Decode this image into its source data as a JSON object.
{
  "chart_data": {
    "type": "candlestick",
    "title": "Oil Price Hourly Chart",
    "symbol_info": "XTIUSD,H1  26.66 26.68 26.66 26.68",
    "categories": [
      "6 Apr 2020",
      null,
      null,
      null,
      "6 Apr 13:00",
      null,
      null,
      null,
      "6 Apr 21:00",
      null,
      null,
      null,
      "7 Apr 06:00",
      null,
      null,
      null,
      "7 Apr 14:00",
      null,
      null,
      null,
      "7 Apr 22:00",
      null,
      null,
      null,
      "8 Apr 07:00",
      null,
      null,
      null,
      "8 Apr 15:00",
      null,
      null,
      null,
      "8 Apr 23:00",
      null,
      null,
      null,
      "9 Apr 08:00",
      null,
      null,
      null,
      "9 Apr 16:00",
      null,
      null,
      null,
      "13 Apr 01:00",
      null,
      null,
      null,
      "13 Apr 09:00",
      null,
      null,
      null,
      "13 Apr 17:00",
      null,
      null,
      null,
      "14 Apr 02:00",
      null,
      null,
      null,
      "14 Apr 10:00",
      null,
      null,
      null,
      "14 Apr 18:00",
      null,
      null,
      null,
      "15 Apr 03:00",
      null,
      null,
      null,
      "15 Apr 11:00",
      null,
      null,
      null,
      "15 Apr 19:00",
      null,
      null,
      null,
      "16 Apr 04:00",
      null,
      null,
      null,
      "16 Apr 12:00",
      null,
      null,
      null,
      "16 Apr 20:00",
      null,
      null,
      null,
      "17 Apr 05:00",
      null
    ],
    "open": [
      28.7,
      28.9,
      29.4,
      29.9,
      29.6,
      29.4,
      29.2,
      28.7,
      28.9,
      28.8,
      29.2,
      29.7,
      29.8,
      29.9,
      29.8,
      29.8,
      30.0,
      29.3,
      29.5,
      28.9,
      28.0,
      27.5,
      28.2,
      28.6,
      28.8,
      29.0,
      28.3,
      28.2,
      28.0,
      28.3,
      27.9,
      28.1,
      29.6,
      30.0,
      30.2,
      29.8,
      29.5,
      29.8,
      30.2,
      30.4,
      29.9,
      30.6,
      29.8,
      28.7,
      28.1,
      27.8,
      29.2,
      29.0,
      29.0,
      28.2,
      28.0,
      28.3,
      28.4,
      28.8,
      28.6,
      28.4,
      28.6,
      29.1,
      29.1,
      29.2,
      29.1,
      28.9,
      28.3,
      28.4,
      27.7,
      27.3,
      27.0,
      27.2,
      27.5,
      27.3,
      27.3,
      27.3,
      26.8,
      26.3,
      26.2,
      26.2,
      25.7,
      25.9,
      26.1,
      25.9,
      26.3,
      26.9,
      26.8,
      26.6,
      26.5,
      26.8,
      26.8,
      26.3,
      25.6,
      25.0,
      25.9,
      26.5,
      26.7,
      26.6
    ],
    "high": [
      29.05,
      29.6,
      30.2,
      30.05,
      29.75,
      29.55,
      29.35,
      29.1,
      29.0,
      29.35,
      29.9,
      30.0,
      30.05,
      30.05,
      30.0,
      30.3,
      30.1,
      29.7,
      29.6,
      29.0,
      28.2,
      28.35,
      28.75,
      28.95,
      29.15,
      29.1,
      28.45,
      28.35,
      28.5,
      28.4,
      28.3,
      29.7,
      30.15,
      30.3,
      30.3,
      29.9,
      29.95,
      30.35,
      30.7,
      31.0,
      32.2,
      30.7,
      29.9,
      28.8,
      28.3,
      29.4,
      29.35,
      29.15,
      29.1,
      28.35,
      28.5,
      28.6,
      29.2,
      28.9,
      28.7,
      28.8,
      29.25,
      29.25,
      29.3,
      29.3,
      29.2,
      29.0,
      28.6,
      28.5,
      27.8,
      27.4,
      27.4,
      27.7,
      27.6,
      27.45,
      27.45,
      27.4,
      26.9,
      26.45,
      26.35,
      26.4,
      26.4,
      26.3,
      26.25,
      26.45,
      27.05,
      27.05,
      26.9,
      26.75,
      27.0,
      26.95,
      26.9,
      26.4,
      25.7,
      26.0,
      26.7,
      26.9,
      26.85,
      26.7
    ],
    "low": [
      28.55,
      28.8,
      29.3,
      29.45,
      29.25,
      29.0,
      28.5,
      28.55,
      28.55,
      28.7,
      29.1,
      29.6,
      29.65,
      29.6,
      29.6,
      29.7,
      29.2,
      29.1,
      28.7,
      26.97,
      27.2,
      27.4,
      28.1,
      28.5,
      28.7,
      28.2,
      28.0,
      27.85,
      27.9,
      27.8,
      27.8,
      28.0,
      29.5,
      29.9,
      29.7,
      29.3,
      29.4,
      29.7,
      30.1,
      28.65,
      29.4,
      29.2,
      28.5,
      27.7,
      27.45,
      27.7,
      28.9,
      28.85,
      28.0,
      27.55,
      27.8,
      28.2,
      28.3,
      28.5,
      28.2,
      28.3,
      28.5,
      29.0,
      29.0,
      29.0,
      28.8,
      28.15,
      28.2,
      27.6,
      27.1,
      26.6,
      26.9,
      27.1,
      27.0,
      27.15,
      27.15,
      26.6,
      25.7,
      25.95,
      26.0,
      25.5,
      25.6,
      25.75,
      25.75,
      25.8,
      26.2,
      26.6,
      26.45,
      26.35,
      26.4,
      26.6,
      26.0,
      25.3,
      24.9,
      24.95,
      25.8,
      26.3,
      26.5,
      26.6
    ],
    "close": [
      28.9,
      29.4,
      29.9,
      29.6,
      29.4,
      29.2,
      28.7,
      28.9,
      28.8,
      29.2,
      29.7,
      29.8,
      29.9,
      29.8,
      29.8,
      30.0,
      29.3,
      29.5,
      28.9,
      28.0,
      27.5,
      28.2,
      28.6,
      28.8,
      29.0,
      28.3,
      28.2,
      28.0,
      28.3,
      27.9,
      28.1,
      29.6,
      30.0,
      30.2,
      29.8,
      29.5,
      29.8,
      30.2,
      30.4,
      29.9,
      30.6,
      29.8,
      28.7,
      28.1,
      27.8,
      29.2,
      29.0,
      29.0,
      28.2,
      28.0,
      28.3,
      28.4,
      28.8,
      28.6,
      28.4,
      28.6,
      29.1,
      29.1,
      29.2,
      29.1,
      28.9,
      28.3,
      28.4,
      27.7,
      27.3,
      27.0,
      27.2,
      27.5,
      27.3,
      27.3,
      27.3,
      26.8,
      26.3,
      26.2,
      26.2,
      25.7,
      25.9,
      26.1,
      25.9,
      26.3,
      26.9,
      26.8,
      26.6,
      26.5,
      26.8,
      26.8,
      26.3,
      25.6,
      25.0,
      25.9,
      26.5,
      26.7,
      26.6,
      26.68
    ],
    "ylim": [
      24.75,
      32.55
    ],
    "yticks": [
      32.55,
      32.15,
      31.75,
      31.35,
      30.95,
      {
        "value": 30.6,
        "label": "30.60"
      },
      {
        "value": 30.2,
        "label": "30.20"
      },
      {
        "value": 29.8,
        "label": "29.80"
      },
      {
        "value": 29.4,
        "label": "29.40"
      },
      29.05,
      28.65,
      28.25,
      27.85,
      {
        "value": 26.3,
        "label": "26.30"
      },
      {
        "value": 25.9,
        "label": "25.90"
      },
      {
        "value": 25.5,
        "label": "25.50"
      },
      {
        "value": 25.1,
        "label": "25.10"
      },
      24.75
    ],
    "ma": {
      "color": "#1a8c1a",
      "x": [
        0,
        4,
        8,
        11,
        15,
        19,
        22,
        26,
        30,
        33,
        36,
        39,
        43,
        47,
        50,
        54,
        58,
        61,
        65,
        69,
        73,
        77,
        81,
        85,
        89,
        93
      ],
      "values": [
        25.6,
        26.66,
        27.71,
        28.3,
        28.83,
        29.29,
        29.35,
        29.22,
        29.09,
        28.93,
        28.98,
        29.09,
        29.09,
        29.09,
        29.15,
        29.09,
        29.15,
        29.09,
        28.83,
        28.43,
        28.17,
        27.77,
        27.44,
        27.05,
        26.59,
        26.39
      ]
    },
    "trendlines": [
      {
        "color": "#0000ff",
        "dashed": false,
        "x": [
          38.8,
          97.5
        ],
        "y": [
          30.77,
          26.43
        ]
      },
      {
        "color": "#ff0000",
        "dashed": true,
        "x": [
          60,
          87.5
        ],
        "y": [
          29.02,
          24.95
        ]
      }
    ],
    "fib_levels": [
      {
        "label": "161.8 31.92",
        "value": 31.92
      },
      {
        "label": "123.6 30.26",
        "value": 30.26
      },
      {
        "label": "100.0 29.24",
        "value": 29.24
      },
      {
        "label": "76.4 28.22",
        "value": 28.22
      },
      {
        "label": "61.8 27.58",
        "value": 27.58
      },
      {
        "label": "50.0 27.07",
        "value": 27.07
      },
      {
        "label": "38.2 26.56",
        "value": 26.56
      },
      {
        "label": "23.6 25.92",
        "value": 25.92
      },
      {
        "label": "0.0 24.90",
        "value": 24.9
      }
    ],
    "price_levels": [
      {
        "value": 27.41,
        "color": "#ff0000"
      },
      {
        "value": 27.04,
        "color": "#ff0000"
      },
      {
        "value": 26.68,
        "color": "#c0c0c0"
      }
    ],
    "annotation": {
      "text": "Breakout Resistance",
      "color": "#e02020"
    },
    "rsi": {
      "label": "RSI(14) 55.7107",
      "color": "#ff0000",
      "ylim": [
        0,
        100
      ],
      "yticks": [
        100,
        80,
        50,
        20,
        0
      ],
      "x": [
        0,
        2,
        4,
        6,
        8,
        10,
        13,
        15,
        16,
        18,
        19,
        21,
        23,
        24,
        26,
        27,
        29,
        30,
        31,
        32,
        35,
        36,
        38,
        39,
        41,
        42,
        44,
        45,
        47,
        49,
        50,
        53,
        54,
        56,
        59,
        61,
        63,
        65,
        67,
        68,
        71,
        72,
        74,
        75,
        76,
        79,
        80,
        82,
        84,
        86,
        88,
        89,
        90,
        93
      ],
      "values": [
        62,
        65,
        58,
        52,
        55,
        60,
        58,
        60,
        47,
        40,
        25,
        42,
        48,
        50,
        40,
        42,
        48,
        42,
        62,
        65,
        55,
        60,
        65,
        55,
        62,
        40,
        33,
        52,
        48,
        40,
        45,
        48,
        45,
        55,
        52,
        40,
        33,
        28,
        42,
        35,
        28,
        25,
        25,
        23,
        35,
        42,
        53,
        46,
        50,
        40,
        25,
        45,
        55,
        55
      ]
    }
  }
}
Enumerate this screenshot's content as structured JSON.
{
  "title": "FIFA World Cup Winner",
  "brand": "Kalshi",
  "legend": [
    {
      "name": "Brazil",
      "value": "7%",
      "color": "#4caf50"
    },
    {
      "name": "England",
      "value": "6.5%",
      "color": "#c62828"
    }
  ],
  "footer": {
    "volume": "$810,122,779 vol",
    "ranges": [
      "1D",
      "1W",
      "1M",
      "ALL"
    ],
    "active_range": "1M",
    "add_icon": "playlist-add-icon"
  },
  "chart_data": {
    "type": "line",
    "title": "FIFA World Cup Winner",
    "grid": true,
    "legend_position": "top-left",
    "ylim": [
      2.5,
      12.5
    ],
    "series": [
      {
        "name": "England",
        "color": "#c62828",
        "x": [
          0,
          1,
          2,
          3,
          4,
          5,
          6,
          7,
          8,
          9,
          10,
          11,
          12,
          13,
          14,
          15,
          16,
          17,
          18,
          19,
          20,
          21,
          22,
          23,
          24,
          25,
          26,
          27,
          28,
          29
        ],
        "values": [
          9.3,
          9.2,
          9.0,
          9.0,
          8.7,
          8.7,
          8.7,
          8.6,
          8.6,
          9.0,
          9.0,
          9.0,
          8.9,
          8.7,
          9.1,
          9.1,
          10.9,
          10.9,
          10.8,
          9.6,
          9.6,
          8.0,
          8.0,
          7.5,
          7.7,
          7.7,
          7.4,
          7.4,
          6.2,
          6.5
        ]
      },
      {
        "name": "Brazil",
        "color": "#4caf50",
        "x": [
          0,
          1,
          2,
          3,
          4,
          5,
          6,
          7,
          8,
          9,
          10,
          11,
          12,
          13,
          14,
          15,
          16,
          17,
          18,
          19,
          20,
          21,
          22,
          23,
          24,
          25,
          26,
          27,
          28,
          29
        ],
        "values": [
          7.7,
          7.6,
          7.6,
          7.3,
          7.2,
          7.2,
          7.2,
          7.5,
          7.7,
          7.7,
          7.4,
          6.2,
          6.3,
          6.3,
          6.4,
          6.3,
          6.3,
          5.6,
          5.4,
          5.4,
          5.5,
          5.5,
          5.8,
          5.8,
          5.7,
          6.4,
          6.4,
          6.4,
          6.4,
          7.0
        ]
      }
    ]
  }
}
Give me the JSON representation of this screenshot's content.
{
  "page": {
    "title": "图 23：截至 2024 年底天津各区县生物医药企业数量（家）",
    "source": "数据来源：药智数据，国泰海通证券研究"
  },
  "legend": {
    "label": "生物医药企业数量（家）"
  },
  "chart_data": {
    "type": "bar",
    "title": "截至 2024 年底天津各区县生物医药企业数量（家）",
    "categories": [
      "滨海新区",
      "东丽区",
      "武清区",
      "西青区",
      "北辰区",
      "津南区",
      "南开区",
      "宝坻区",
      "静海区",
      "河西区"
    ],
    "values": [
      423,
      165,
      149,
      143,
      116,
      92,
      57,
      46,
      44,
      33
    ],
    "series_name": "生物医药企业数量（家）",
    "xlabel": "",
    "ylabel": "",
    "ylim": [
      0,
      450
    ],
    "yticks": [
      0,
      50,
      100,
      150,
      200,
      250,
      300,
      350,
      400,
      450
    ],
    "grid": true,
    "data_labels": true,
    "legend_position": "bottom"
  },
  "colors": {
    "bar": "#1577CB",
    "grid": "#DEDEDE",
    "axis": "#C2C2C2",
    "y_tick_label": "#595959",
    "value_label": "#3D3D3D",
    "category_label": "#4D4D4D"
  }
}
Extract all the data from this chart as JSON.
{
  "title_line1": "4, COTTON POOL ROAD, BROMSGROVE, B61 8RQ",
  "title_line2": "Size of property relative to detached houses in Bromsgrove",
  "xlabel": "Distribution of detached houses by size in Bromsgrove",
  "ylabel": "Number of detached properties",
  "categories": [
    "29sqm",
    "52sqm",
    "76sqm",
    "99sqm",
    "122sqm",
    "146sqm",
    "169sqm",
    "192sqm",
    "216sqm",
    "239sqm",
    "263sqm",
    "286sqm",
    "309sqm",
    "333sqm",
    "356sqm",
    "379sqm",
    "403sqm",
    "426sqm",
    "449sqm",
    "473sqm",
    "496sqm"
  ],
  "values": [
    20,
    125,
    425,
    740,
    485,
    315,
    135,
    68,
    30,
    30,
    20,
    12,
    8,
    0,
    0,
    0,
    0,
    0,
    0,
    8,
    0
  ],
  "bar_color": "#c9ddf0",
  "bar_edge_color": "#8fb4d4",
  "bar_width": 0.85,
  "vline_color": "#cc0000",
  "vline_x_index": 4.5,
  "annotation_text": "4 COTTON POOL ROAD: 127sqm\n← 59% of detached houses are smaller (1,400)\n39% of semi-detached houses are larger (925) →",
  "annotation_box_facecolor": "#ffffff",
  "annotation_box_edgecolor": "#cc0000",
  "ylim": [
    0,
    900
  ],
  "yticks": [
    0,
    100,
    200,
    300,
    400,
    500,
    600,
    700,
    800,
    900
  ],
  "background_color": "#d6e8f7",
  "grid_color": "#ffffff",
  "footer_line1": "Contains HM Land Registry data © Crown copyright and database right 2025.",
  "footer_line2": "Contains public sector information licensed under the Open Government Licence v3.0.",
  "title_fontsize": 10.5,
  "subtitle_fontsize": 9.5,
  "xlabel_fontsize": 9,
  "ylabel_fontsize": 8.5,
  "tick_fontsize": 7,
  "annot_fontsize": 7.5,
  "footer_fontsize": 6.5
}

+---+

:: Requirements ::
Collect every line above that contains the word "ROAD".

:: Result ::
  "title_line1": "4, COTTON POOL ROAD, BROMSGROVE, B61 8RQ",
  "annotation_text": "4 COTTON POOL ROAD: 127sqm\n← 59% of detached houses are smaller (1,400)\n39% of semi-detached houses are larger (925) →",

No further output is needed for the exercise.